■ DOCUMENT:
□ □ □ □
I prefer not having it default constructable if I do not have to. Better 
to force the user to set the value IMO, but if it creates UB I will have 
to think again

 > 
------------------------------------------------------------------------------
 > src/hotspot/share/runtime/atomic.hpp
 >   957   inline D load() const {
 >
 >   961   template <typename T>
 >   962   inline void store(T store_value) {
 >
 > I wonder if load_relaxed and relaxed_store or something like that
 > might be better names?

I am convinced that following the names of the AllStatic Atomic is best. 
I have no opinion about that name though, but if that is to be changed, 
it is better to do it as a separate change IMO.

 > 
------------------------------------------------------------------------------
 > src/hotspot/share/gc/g1/g1BlockOffsetTable.cpp
 >   45   _offset_array = cast_to_atomic_ptr((u_char*) 
bot_reserved.start());
 >
 > This is currently the only use of cast_to_atomic_ptr. It leads to UB
 > since the (non-trivial) constructor for AtomicValue is never called
 > for any of the objects in the array. I think the call to
 > memset_with_concurrent_readers is also UB. I *think* having a trivial
 > default constructor solves the UB problem, but that isn't possible
 > until C++11.
□ □ □ □
■ INFORMATION SUPPLIED:
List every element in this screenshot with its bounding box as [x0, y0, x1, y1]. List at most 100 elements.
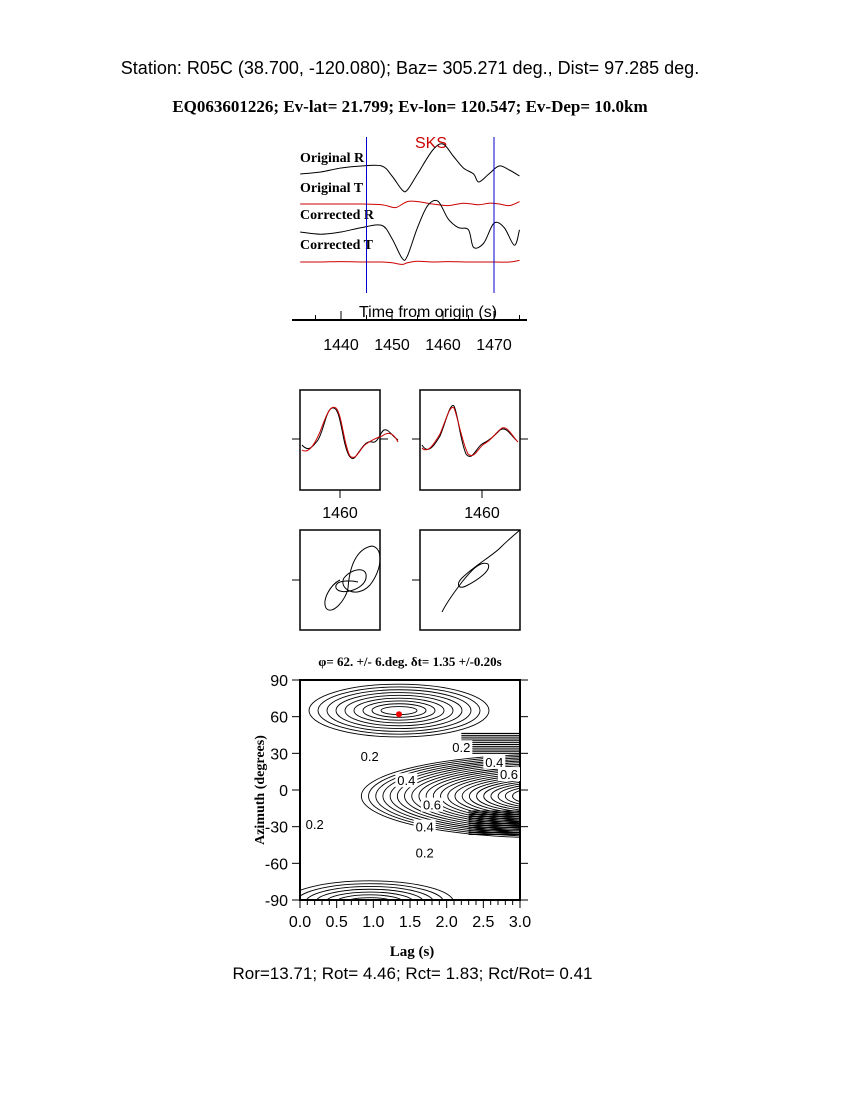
□ □ □ □
■ TASK LIST:
A – In the code review discussion, swap "IMO" for "in my opinion" throughout the part that opens with the words containing "I prefer not" and closes with "be better names?", and give that part again.
B – Carry the code review discussion forward from the point at which it stops.
The listing comes from a different source than the code review discussion.

■ WRITTEN RESPONSES:
A –
I prefer not having it default constructable if I do not have to. Better 
to force the user to set the value in my opinion, but if it creates UB I will have 
to think again

 > 
------------------------------------------------------------------------------
 > src/hotspot/share/runtime/atomic.hpp
 >   957   inline D load() const {
 >
 >   961   template <typename T>
 >   962   inline void store(T store_value) {
 >
 > I wonder if load_relaxed and relaxed_store or something like that
 > might be better names?

B –
I will have to look further into this...

 >
 > Rather than just casting to a pointer to AtomicValue<>, this could
 > iterate over the array memory, doing placement new construction of the
 > elements.  If we gave AtomicValue<> a non-trivial but empty default
 > constructor (so not initializing the value), then such an iteration
 > should be optimized away.  We'd still have the UB from memset_with_cr,
 > though that could use an iteration with the one-arg constructor instead.
 > Or ignore the technical UB and just keep using memset_with_cr.
 >
 > And that gets rid of the one use (so far) of cast_to_atomic_ptr.

But it is useful to have until all code is fixed, and fixing all code at 
the same time is hard. I do not want to have UB, so I have to look 
further into this

 >
 > The problem, of course, is that having a trivial/empty default
 > constructor means one could unintentionally construct without
 > initialization. I think a private trivial default constructor would
 > deal with that, though again that requires C++11.
 >
 > 
------------------------------------------------------------------------------
 > src/hotspot/share/gc/g1/g1CodeCacheRemSet.cpp
 >   39 AtomicValue<G1CodeRootSetTable*> 
G1CodeRootSetTable::_purge_list(NULL);
 >
 > Extra space between type and name.

Will fix.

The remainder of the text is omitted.